The records below must be written out exactly, with every picture left behind.

## EXCERPTED RECORDS
= = = =

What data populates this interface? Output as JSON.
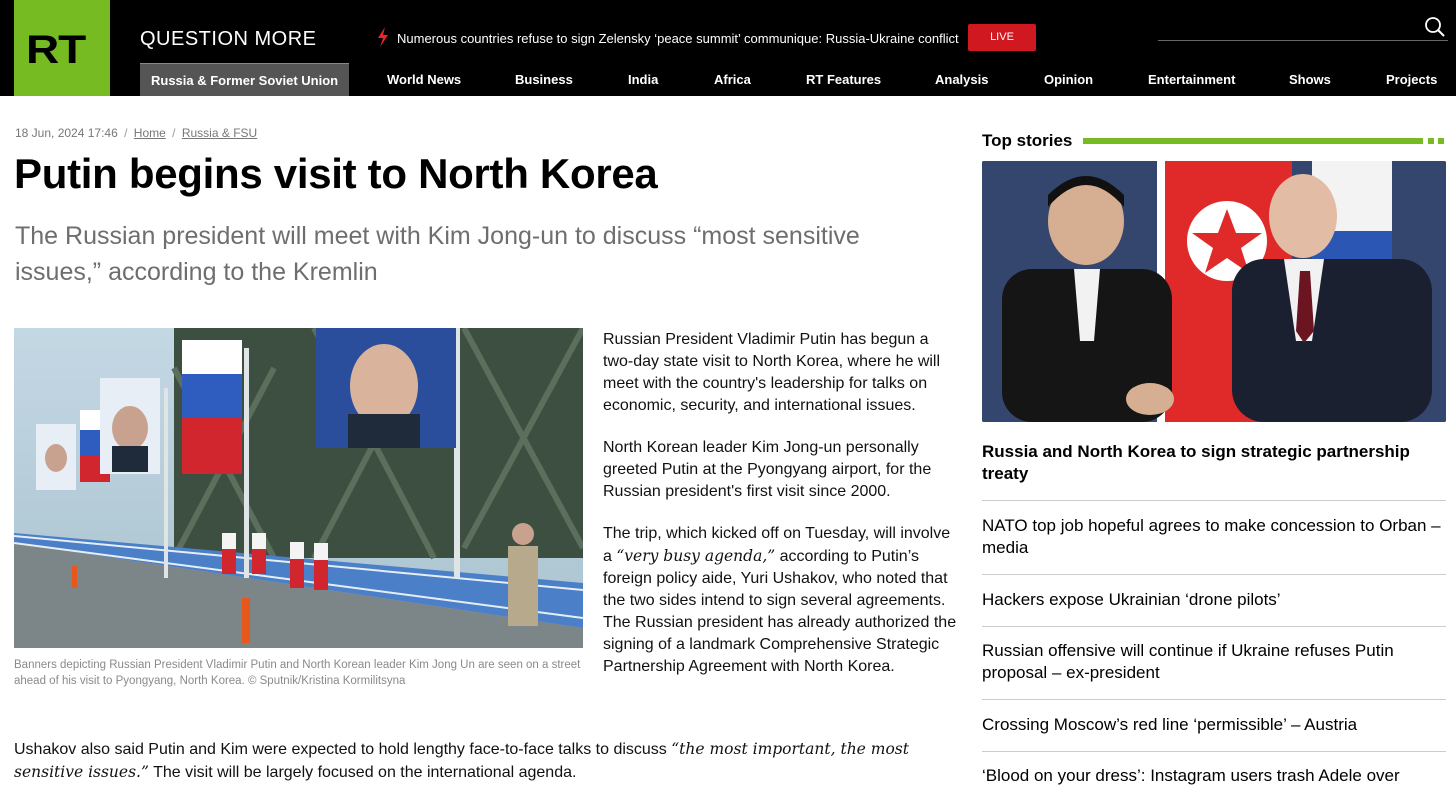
{
  "header": {
    "logo": "RT",
    "tagline": "QUESTION MORE",
    "ticker": "Numerous countries refuse to sign Zelensky ‘peace summit’ communique: Russia-Ukraine conflict",
    "live_label": "LIVE",
    "accent": "#77bb22",
    "live_color": "#d01820",
    "icons": [
      "lightning-icon",
      "search-icon"
    ]
  },
  "nav": {
    "items": [
      {
        "label": "Russia & Former Soviet Union"
      },
      {
        "label": "World News"
      },
      {
        "label": "Business"
      },
      {
        "label": "India"
      },
      {
        "label": "Africa"
      },
      {
        "label": "RT Features"
      },
      {
        "label": "Analysis"
      },
      {
        "label": "Opinion"
      },
      {
        "label": "Entertainment"
      },
      {
        "label": "Shows"
      },
      {
        "label": "Projects"
      }
    ]
  },
  "article": {
    "date": "18 Jun, 2024 17:46",
    "breadcrumb": [
      "Home",
      "Russia & FSU"
    ],
    "breadcrumb_sep": "/",
    "title": "Putin begins visit to North Korea",
    "summary": "The Russian president will meet with Kim Jong-un to discuss “most sensitive issues,” according to the Kremlin",
    "caption": "Banners depicting Russian President Vladimir Putin and North Korean leader Kim Jong Un are seen on a street ahead of his visit to Pyongyang, North Korea. ©  Sputnik/Kristina Kormilitsyna",
    "p1": "Russian President Vladimir Putin has begun a two-day state visit to North Korea, where he will meet with the country's leadership for talks on economic, security, and international issues.",
    "p2": "North Korean leader Kim Jong-un personally greeted Putin at the Pyongyang airport, for the Russian president's first visit since 2000.",
    "p3_a": "The trip, which kicked off on Tuesday, will involve a ",
    "p3_quote": "“very busy agenda,”",
    "p3_b": " according to Putin’s foreign policy aide, Yuri Ushakov, who noted that the two sides intend to sign several agreements. The Russian president has already authorized the signing of a landmark Comprehensive Strategic Partnership Agreement with North Korea.",
    "p4_a": "Ushakov also said Putin and Kim were expected to hold lengthy face-to-face talks to discuss ",
    "p4_quote": "“the most important, the most sensitive issues.”",
    "p4_b": " The visit will be largely focused on the international agenda."
  },
  "sidebar": {
    "title": "Top stories",
    "stories": [
      {
        "title": "Russia and North Korea to sign strategic partnership treaty"
      },
      {
        "title": "NATO top job hopeful agrees to make concession to Orban – media"
      },
      {
        "title": "Hackers expose Ukrainian ‘drone pilots’"
      },
      {
        "title": "Russian offensive will continue if Ukraine refuses Putin proposal – ex-president"
      },
      {
        "title": "Crossing Moscow’s red line ‘permissible’ – Austria"
      },
      {
        "title": "‘Blood on your dress’: Instagram users trash Adele over"
      }
    ]
  }
}
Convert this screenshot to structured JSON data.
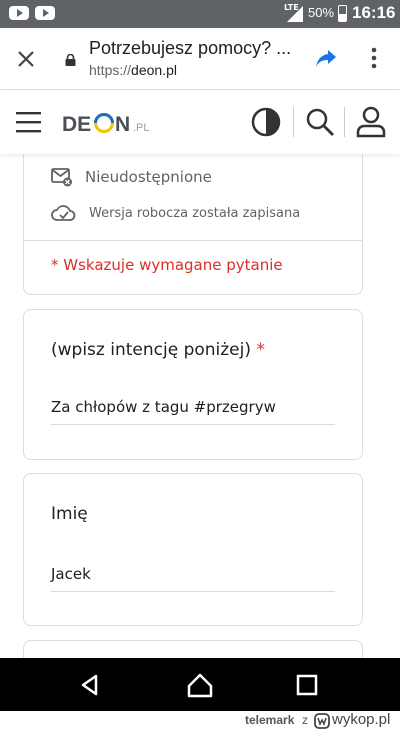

= = = =

## ANSWER BELOW
What data populates this interface? Output as JSON.
{
  "header": {
    "logo": "RT",
    "tagline": "QUESTION MORE",
    "ticker": "Numerous countries refuse to sign Zelensky ‘peace summit’ communique: Russia-Ukraine conflict",
    "live_label": "LIVE",
    "accent": "#77bb22",
    "live_color": "#d01820",
    "icons": [
      "lightning-icon",
      "search-icon"
    ]
  },
  "nav": {
    "items": [
      {
        "label": "Russia & Former Soviet Union"
      },
      {
        "label": "World News"
      },
      {
        "label": "Business"
      },
      {
        "label": "India"
      },
      {
        "label": "Africa"
      },
      {
        "label": "RT Features"
      },
      {
        "label": "Analysis"
      },
      {
        "label": "Opinion"
      },
      {
        "label": "Entertainment"
      },
      {
        "label": "Shows"
      },
      {
        "label": "Projects"
      }
    ]
  },
  "article": {
    "date": "18 Jun, 2024 17:46",
    "breadcrumb": [
      "Home",
      "Russia & FSU"
    ],
    "breadcrumb_sep": "/",
    "title": "Putin begins visit to North Korea",
    "summary": "The Russian president will meet with Kim Jong-un to discuss “most sensitive issues,” according to the Kremlin",
    "caption": "Banners depicting Russian President Vladimir Putin and North Korean leader Kim Jong Un are seen on a street ahead of his visit to Pyongyang, North Korea. ©  Sputnik/Kristina Kormilitsyna",
    "p1": "Russian President Vladimir Putin has begun a two-day state visit to North Korea, where he will meet with the country's leadership for talks on economic, security, and international issues.",
    "p2": "North Korean leader Kim Jong-un personally greeted Putin at the Pyongyang airport, for the Russian president's first visit since 2000.",
    "p3_a": "The trip, which kicked off on Tuesday, will involve a ",
    "p3_quote": "“very busy agenda,”",
    "p3_b": " according to Putin’s foreign policy aide, Yuri Ushakov, who noted that the two sides intend to sign several agreements. The Russian president has already authorized the signing of a landmark Comprehensive Strategic Partnership Agreement with North Korea.",
    "p4_a": "Ushakov also said Putin and Kim were expected to hold lengthy face-to-face talks to discuss ",
    "p4_quote": "“the most important, the most sensitive issues.”",
    "p4_b": " The visit will be largely focused on the international agenda."
  },
  "sidebar": {
    "title": "Top stories",
    "stories": [
      {
        "title": "Russia and North Korea to sign strategic partnership treaty"
      },
      {
        "title": "NATO top job hopeful agrees to make concession to Orban – media"
      },
      {
        "title": "Hackers expose Ukrainian ‘drone pilots’"
      },
      {
        "title": "Russian offensive will continue if Ukraine refuses Putin proposal – ex-president"
      },
      {
        "title": "Crossing Moscow’s red line ‘permissible’ – Austria"
      },
      {
        "title": "‘Blood on your dress’: Instagram users trash Adele over"
      }
    ]
  }
}
Convert this screenshot to structured JSON data.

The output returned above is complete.